*SHORT TASK*
Reproduce every record below exactly as written, leaving out any pictures.

-------------------------

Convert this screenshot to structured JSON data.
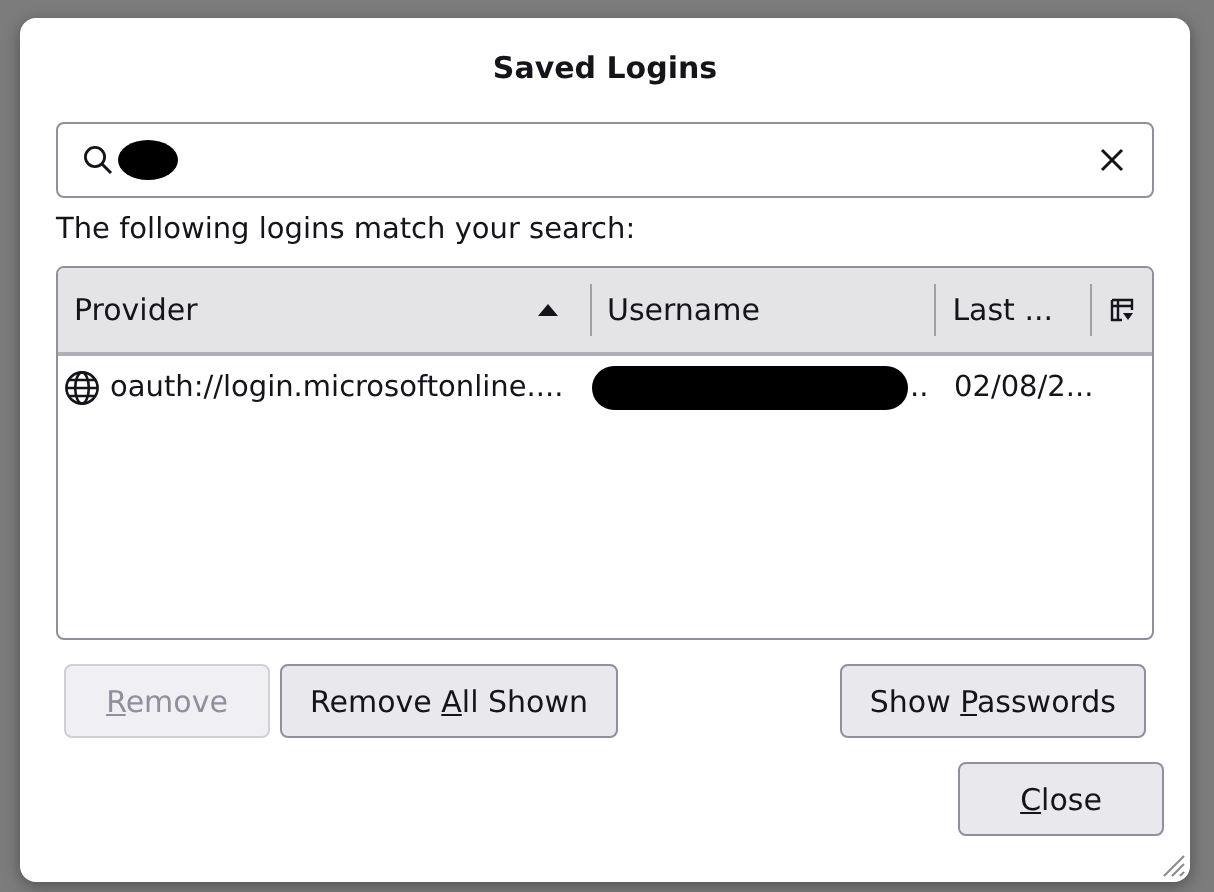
{
  "dialog": {
    "title": "Saved Logins",
    "search": {
      "redacted": true
    },
    "message": "The following logins match your search:",
    "table": {
      "columns": [
        {
          "label": "Provider",
          "sorted": true
        },
        {
          "label": "Username",
          "sorted": false
        },
        {
          "label": "Last ...",
          "sorted": false
        }
      ],
      "rows": [
        {
          "provider": "oauth://login.microsoftonline....",
          "username_tail": "..",
          "last": "02/08/2...",
          "selected": false
        }
      ]
    },
    "left_buttons": [
      {
        "key": "R",
        "after": "emove",
        "disabled": true
      },
      {
        "before": "Remove ",
        "key": "A",
        "after": "ll Shown",
        "disabled": false
      }
    ],
    "right_buttons": [
      {
        "before": "Show ",
        "key": "P",
        "after": "asswords",
        "disabled": false
      }
    ],
    "footer_buttons": [
      {
        "key": "C",
        "after": "lose",
        "disabled": false
      }
    ]
  }
}
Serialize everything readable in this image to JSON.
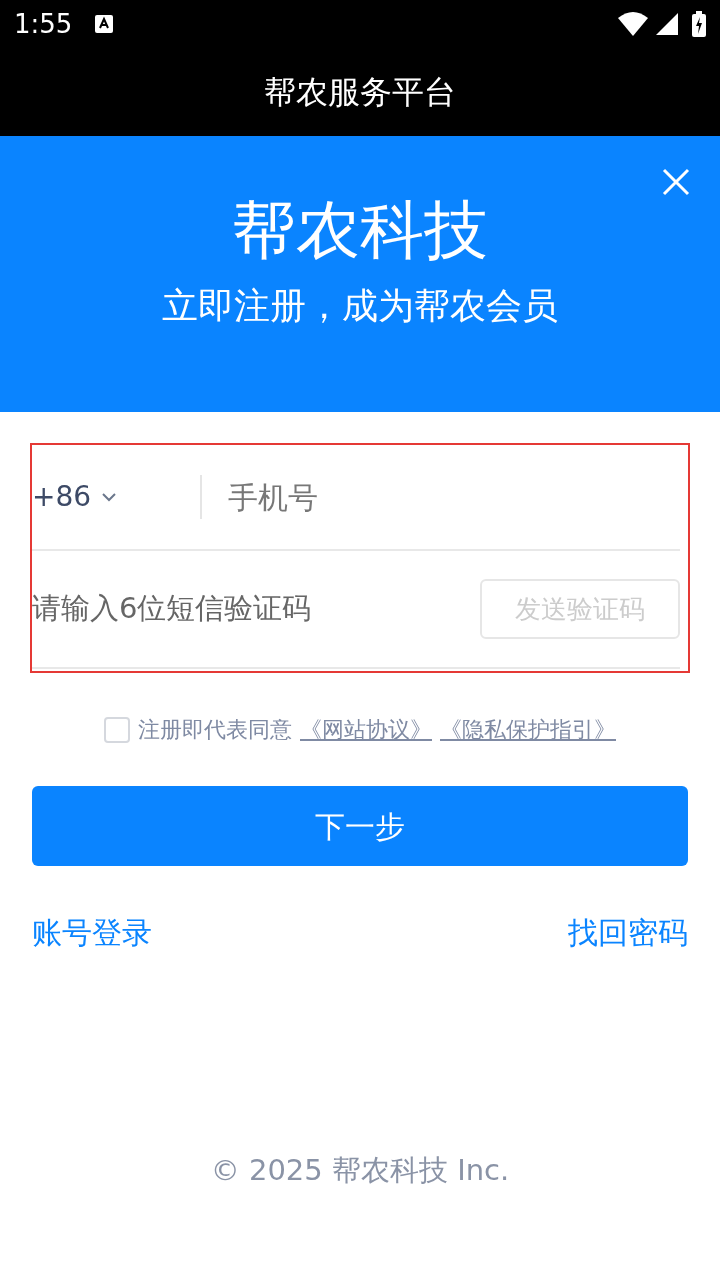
{
  "status_bar": {
    "time": "1:55"
  },
  "app_bar": {
    "title": "帮农服务平台"
  },
  "banner": {
    "title": "帮农科技",
    "subtitle": "立即注册，成为帮农会员"
  },
  "form": {
    "highlighted": true,
    "country_code": "+86",
    "phone_placeholder": "手机号",
    "code_placeholder": "请输入6位短信验证码",
    "send_code_button": {
      "label": "发送验证码",
      "disabled": true
    }
  },
  "agreement": {
    "checked": false,
    "text": "注册即代表同意",
    "links": [
      "《网站协议》",
      "《隐私保护指引》"
    ]
  },
  "next_button": "下一步",
  "links": {
    "left": "账号登录",
    "right": "找回密码"
  },
  "footer": "© 2025 帮农科技 Inc."
}
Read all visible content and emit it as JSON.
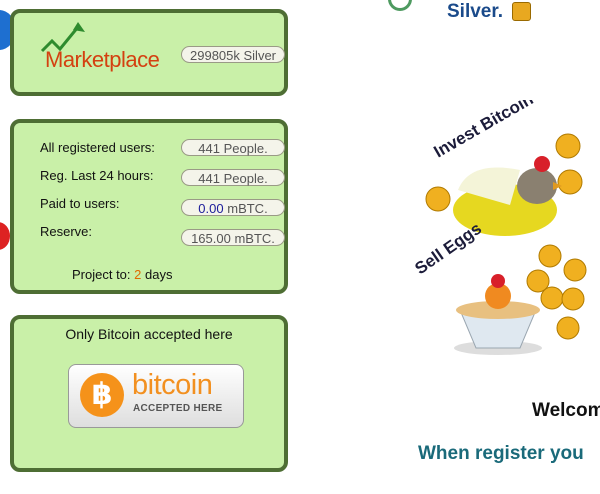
{
  "header": {
    "silver_text": "Silver."
  },
  "marketplace": {
    "logo_text": "Marketplace",
    "silver_balance": "299805k Silver"
  },
  "stats": {
    "rows": [
      {
        "label": "All registered users:",
        "value": "441 People."
      },
      {
        "label": "Reg. Last 24 hours:",
        "value": "441 People."
      },
      {
        "label": "Paid to users:",
        "value_number": "0.00",
        "value_unit": "mBTC."
      },
      {
        "label": "Reserve:",
        "value": "165.00 mBTC."
      }
    ],
    "project_prefix": "Project to:",
    "project_days_number": "2",
    "project_days_unit": "days"
  },
  "payment": {
    "title": "Only Bitcoin accepted here",
    "badge_word": "bitcoin",
    "badge_sub": "ACCEPTED HERE",
    "badge_symbol": "฿"
  },
  "art": {
    "invest_text": "Invest Bitcoin",
    "sell_text": "Sell Eggs"
  },
  "main": {
    "welcome": "Welcom",
    "register": "When register you"
  }
}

-------------------------

*FINISHED ANSWER*
Convert this screenshot to structured JSON data.
{
  "dialog": {
    "title": "Saved Logins",
    "search": {
      "redacted": true
    },
    "message": "The following logins match your search:",
    "table": {
      "columns": [
        {
          "label": "Provider",
          "sorted": true
        },
        {
          "label": "Username",
          "sorted": false
        },
        {
          "label": "Last ...",
          "sorted": false
        }
      ],
      "rows": [
        {
          "provider": "oauth://login.microsoftonline....",
          "username_tail": "..",
          "last": "02/08/2...",
          "selected": false
        }
      ]
    },
    "left_buttons": [
      {
        "key": "R",
        "after": "emove",
        "disabled": true
      },
      {
        "before": "Remove ",
        "key": "A",
        "after": "ll Shown",
        "disabled": false
      }
    ],
    "right_buttons": [
      {
        "before": "Show ",
        "key": "P",
        "after": "asswords",
        "disabled": false
      }
    ],
    "footer_buttons": [
      {
        "key": "C",
        "after": "lose",
        "disabled": false
      }
    ]
  }
}
Serialize everything readable in this image to JSON.
{
  "status_bar": {
    "time": "1:55"
  },
  "app_bar": {
    "title": "帮农服务平台"
  },
  "banner": {
    "title": "帮农科技",
    "subtitle": "立即注册，成为帮农会员"
  },
  "form": {
    "highlighted": true,
    "country_code": "+86",
    "phone_placeholder": "手机号",
    "code_placeholder": "请输入6位短信验证码",
    "send_code_button": {
      "label": "发送验证码",
      "disabled": true
    }
  },
  "agreement": {
    "checked": false,
    "text": "注册即代表同意",
    "links": [
      "《网站协议》",
      "《隐私保护指引》"
    ]
  },
  "next_button": "下一步",
  "links": {
    "left": "账号登录",
    "right": "找回密码"
  },
  "footer": "© 2025 帮农科技 Inc."
}
Read all visible content and emit it as JSON.
{
  "header": {
    "silver_text": "Silver."
  },
  "marketplace": {
    "logo_text": "Marketplace",
    "silver_balance": "299805k Silver"
  },
  "stats": {
    "rows": [
      {
        "label": "All registered users:",
        "value": "441 People."
      },
      {
        "label": "Reg. Last 24 hours:",
        "value": "441 People."
      },
      {
        "label": "Paid to users:",
        "value_number": "0.00",
        "value_unit": "mBTC."
      },
      {
        "label": "Reserve:",
        "value": "165.00 mBTC."
      }
    ],
    "project_prefix": "Project to:",
    "project_days_number": "2",
    "project_days_unit": "days"
  },
  "payment": {
    "title": "Only Bitcoin accepted here",
    "badge_word": "bitcoin",
    "badge_sub": "ACCEPTED HERE",
    "badge_symbol": "฿"
  },
  "art": {
    "invest_text": "Invest Bitcoin",
    "sell_text": "Sell Eggs"
  },
  "main": {
    "welcome": "Welcom",
    "register": "When register you"
  }
}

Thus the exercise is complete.